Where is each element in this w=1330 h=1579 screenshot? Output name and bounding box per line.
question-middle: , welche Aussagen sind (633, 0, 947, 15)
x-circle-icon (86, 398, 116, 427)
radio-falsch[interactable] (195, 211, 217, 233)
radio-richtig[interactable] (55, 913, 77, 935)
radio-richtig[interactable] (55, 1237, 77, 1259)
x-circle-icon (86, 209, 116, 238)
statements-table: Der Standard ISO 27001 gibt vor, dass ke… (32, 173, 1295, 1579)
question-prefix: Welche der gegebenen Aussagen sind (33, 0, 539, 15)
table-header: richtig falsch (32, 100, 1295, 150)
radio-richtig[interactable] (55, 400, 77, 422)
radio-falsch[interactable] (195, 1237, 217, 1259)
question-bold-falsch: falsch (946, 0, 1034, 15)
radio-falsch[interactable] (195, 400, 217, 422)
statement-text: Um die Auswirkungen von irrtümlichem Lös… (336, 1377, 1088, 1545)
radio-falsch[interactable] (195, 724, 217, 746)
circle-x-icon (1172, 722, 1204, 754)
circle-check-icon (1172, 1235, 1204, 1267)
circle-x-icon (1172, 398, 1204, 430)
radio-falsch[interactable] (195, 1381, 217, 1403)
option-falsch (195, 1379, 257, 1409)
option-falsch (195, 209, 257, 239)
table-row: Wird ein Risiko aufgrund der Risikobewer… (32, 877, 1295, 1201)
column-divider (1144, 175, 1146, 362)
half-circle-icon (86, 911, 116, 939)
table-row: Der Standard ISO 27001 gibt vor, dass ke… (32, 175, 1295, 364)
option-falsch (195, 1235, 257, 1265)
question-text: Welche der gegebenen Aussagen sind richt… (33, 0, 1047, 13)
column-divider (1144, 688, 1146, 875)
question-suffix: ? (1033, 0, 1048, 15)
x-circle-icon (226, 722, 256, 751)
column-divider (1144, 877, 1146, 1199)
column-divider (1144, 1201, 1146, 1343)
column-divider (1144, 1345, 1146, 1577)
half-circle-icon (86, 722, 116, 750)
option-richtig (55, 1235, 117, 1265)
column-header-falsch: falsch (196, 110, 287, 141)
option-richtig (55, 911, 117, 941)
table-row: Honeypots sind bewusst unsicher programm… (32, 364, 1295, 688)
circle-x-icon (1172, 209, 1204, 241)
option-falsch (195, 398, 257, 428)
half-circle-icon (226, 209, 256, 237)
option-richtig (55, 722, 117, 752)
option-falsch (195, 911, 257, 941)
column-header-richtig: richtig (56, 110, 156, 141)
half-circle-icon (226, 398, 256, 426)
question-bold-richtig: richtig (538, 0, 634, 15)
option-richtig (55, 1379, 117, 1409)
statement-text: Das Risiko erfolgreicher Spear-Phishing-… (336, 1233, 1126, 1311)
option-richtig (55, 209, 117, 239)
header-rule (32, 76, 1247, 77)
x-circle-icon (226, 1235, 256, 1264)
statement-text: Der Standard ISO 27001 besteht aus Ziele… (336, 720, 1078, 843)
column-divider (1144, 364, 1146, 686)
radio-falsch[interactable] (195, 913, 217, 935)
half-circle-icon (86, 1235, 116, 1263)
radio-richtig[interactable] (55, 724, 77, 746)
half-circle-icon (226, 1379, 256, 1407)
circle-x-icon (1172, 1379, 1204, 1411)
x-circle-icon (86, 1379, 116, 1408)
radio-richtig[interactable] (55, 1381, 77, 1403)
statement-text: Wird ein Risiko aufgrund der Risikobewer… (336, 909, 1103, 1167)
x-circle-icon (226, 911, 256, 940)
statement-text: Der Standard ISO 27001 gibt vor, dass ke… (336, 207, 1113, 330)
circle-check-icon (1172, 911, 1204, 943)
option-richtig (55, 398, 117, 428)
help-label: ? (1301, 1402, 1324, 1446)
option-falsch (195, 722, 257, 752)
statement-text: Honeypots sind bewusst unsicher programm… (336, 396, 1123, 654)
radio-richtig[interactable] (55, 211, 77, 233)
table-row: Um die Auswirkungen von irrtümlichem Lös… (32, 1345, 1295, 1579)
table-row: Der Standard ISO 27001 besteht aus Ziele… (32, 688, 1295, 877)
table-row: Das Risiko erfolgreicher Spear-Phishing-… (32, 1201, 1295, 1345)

* * *

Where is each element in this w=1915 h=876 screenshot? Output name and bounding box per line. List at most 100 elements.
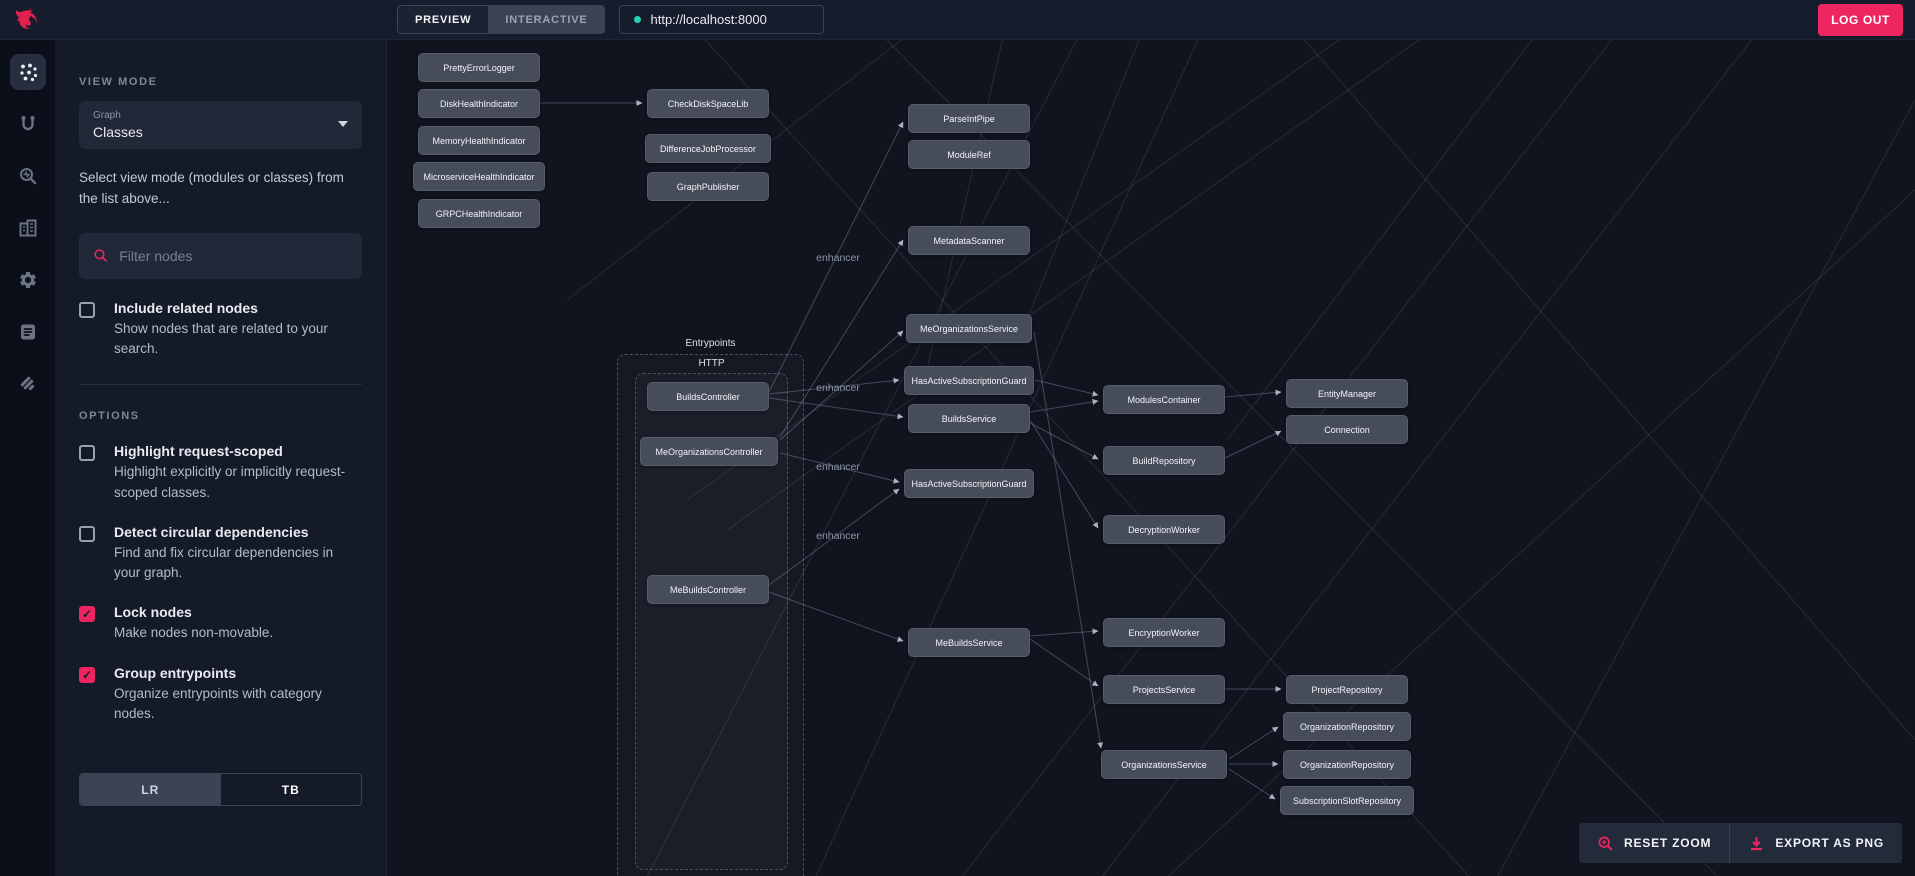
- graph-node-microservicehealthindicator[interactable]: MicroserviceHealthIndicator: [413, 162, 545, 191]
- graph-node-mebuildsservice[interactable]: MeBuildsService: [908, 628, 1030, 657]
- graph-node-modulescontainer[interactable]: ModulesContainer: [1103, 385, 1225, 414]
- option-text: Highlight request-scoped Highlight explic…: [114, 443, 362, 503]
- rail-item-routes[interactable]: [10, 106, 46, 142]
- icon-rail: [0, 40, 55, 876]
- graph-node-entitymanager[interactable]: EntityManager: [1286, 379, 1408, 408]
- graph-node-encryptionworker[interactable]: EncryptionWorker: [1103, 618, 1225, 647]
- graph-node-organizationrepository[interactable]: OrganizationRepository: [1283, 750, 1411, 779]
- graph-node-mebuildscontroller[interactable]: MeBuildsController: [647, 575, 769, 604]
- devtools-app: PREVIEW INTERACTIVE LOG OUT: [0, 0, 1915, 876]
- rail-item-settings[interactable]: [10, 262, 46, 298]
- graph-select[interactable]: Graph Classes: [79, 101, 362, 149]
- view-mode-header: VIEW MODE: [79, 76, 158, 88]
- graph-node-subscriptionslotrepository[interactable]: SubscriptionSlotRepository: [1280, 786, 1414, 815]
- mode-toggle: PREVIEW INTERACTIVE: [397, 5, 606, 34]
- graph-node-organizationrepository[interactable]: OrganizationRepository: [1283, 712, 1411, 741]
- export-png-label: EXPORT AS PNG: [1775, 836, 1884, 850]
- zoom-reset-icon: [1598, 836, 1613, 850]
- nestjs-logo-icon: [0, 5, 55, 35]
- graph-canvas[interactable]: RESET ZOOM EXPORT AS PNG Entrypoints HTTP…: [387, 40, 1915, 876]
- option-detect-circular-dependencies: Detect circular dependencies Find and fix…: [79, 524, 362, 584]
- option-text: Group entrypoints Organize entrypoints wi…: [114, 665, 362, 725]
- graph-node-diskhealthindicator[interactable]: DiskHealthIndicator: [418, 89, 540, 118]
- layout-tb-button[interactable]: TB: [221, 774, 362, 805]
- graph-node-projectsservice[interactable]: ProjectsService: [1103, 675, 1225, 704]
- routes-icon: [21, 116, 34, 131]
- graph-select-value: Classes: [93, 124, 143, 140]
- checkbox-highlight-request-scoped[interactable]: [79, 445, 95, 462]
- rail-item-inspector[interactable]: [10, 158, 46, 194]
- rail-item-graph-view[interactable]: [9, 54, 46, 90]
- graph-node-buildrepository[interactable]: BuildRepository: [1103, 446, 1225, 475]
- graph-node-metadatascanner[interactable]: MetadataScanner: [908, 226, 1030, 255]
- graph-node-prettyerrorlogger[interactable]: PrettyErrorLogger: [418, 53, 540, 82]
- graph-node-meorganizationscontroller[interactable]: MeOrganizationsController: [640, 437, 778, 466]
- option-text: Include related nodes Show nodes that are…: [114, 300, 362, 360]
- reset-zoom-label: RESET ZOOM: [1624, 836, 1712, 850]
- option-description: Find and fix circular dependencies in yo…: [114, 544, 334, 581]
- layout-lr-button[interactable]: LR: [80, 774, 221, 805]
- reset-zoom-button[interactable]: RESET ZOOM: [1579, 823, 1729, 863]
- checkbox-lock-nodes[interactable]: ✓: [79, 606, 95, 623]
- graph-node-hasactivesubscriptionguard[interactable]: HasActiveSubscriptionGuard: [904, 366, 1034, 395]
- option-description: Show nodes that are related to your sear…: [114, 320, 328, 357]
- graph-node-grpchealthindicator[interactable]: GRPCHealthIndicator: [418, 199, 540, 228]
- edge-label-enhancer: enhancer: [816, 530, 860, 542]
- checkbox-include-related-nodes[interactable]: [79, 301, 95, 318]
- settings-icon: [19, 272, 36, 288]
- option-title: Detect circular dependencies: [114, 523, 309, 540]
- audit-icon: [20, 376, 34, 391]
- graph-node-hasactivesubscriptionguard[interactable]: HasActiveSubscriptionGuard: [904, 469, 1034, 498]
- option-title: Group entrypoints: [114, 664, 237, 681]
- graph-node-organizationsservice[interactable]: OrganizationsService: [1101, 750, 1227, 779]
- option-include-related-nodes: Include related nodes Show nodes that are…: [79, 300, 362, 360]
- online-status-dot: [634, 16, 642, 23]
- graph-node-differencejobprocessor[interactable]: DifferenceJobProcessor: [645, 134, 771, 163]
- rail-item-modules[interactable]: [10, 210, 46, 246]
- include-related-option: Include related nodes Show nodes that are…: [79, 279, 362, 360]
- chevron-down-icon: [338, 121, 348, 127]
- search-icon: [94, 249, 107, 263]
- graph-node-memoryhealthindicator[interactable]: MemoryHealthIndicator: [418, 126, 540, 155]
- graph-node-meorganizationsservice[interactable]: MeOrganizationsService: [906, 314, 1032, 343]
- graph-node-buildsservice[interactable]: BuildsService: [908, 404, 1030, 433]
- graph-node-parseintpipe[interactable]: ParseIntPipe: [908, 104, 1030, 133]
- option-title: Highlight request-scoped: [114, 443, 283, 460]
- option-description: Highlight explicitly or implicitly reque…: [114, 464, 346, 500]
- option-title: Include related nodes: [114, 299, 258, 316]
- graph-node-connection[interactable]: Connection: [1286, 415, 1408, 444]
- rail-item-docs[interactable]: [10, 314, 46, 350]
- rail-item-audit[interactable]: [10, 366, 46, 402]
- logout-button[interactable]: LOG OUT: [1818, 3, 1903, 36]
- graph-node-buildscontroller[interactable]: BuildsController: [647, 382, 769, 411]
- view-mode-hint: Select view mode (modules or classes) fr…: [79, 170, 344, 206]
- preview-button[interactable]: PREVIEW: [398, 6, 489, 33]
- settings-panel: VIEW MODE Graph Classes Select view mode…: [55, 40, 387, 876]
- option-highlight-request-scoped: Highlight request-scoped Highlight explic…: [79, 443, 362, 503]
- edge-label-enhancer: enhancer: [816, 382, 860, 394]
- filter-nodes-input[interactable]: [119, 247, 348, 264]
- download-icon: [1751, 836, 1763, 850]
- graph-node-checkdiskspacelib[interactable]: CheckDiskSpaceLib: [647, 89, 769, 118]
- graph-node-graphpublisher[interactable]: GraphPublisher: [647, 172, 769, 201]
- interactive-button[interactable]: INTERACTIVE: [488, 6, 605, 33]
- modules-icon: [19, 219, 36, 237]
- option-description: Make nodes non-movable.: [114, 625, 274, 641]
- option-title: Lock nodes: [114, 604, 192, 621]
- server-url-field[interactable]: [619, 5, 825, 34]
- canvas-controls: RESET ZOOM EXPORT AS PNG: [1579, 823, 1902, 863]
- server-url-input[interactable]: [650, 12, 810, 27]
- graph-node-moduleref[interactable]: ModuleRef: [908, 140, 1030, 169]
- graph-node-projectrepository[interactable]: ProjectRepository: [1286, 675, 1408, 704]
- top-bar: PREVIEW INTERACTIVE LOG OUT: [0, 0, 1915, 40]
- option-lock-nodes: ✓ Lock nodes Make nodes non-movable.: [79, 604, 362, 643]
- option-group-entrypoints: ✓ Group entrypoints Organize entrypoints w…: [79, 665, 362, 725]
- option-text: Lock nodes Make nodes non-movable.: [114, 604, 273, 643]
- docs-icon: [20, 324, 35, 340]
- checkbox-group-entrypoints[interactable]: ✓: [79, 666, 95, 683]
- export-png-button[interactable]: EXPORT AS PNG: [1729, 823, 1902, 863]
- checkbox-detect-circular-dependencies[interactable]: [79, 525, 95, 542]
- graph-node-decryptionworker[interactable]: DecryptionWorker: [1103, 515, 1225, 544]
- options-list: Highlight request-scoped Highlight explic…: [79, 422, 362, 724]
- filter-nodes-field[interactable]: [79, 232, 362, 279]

---

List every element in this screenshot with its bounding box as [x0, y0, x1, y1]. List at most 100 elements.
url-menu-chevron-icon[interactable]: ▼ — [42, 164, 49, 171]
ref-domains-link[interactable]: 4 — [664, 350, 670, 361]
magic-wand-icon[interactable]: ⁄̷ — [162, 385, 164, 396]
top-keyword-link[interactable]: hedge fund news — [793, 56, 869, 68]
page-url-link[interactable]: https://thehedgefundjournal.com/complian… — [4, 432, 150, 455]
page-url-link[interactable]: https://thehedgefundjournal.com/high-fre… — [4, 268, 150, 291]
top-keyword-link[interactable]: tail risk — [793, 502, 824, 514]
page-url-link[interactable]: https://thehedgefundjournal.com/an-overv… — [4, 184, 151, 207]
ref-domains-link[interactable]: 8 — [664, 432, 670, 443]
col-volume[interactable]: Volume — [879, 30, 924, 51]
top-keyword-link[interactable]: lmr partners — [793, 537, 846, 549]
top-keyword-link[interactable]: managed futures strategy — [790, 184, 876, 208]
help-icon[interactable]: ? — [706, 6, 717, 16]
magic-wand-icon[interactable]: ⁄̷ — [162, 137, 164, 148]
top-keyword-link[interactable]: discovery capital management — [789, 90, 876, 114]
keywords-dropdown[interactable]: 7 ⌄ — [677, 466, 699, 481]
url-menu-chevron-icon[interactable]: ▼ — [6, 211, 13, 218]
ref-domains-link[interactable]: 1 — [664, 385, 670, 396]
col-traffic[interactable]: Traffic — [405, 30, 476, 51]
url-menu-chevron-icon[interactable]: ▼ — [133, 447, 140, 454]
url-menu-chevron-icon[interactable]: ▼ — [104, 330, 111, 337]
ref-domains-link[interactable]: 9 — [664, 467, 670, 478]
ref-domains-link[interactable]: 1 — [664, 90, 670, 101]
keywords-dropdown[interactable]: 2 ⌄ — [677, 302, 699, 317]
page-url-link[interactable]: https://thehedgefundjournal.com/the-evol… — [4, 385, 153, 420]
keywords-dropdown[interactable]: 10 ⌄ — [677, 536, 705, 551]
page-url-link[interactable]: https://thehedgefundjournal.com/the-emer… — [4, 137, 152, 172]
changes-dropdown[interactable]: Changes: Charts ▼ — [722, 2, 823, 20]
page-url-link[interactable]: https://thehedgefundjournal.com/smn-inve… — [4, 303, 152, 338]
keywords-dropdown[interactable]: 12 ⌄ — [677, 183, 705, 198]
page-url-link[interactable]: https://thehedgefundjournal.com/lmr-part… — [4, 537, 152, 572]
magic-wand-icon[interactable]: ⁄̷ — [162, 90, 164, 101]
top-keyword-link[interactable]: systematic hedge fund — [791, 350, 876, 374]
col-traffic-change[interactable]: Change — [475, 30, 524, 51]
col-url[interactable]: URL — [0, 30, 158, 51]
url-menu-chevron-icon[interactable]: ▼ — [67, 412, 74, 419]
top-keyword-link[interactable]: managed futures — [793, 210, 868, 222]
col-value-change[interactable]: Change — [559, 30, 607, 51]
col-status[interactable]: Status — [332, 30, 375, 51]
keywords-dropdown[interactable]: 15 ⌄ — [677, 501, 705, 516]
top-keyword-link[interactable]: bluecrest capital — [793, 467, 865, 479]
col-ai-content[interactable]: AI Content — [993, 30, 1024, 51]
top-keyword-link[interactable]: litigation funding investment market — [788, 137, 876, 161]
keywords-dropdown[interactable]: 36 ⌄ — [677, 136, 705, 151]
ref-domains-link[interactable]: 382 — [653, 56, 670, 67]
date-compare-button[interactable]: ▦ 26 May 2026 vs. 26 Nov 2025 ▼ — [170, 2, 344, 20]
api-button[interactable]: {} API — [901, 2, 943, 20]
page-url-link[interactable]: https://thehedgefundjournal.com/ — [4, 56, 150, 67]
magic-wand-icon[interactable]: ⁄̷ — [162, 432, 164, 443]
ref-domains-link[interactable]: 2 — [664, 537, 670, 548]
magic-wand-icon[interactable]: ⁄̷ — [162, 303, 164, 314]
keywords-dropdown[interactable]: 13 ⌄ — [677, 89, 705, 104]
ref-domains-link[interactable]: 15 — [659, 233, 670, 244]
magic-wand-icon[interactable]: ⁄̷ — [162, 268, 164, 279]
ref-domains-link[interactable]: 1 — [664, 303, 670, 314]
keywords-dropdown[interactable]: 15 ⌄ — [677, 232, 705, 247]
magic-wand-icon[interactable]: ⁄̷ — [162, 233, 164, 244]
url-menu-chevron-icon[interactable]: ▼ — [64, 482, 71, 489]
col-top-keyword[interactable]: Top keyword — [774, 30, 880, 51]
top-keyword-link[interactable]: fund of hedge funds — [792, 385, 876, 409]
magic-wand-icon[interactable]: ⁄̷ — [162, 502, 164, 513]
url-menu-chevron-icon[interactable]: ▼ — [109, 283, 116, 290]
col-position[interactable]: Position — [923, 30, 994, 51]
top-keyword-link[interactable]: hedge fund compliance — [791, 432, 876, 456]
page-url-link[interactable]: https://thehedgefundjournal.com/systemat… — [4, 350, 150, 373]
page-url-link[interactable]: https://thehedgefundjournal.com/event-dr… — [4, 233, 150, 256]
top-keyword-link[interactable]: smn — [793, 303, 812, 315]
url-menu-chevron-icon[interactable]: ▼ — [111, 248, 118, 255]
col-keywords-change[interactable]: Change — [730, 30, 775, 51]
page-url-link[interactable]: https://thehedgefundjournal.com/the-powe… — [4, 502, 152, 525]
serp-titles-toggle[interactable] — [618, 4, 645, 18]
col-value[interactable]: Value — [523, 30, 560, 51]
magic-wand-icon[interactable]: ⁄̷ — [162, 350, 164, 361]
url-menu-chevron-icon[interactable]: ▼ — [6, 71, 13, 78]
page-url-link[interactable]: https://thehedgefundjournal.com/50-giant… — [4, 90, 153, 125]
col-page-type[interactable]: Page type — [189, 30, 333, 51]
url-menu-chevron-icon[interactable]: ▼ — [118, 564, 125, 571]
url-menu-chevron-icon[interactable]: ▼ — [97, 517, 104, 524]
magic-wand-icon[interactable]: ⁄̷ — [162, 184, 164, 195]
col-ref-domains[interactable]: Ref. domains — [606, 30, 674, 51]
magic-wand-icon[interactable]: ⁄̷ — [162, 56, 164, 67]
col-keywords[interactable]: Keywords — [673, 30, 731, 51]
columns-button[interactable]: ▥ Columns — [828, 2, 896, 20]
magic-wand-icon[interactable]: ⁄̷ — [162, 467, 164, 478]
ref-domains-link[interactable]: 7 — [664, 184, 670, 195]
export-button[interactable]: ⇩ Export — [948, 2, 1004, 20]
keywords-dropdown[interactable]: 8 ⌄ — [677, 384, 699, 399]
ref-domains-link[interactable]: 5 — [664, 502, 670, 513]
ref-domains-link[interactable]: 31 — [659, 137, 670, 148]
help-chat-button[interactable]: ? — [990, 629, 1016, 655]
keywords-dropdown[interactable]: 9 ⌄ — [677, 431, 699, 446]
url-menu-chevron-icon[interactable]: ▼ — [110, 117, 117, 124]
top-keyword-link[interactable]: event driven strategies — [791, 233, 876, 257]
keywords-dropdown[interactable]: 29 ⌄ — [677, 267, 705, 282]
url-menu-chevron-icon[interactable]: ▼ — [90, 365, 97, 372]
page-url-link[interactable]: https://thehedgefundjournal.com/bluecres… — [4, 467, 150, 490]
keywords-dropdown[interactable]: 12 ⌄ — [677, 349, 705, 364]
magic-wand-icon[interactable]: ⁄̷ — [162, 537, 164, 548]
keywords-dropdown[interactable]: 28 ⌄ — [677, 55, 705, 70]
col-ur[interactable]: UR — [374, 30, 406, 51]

課題.
「162, 545, 191]」を含む行から「750, 1411, 779]」を含む行まで、両端の行も含めてそのまま書き出してください。

解答.
- graph-node-microservicehealthindicator[interactable]: MicroserviceHealthIndicator: [413, 162, 545, 191]
- graph-node-mebuildsservice[interactable]: MeBuildsService: [908, 628, 1030, 657]
- graph-node-modulescontainer[interactable]: ModulesContainer: [1103, 385, 1225, 414]
- option-text: Highlight request-scoped Highlight explic…: [114, 443, 362, 503]
- rail-item-routes[interactable]: [10, 106, 46, 142]
- icon-rail: [0, 40, 55, 876]
- graph-node-entitymanager[interactable]: EntityManager: [1286, 379, 1408, 408]
- graph-node-encryptionworker[interactable]: EncryptionWorker: [1103, 618, 1225, 647]
- graph-node-organizationrepository[interactable]: OrganizationRepository: [1283, 750, 1411, 779]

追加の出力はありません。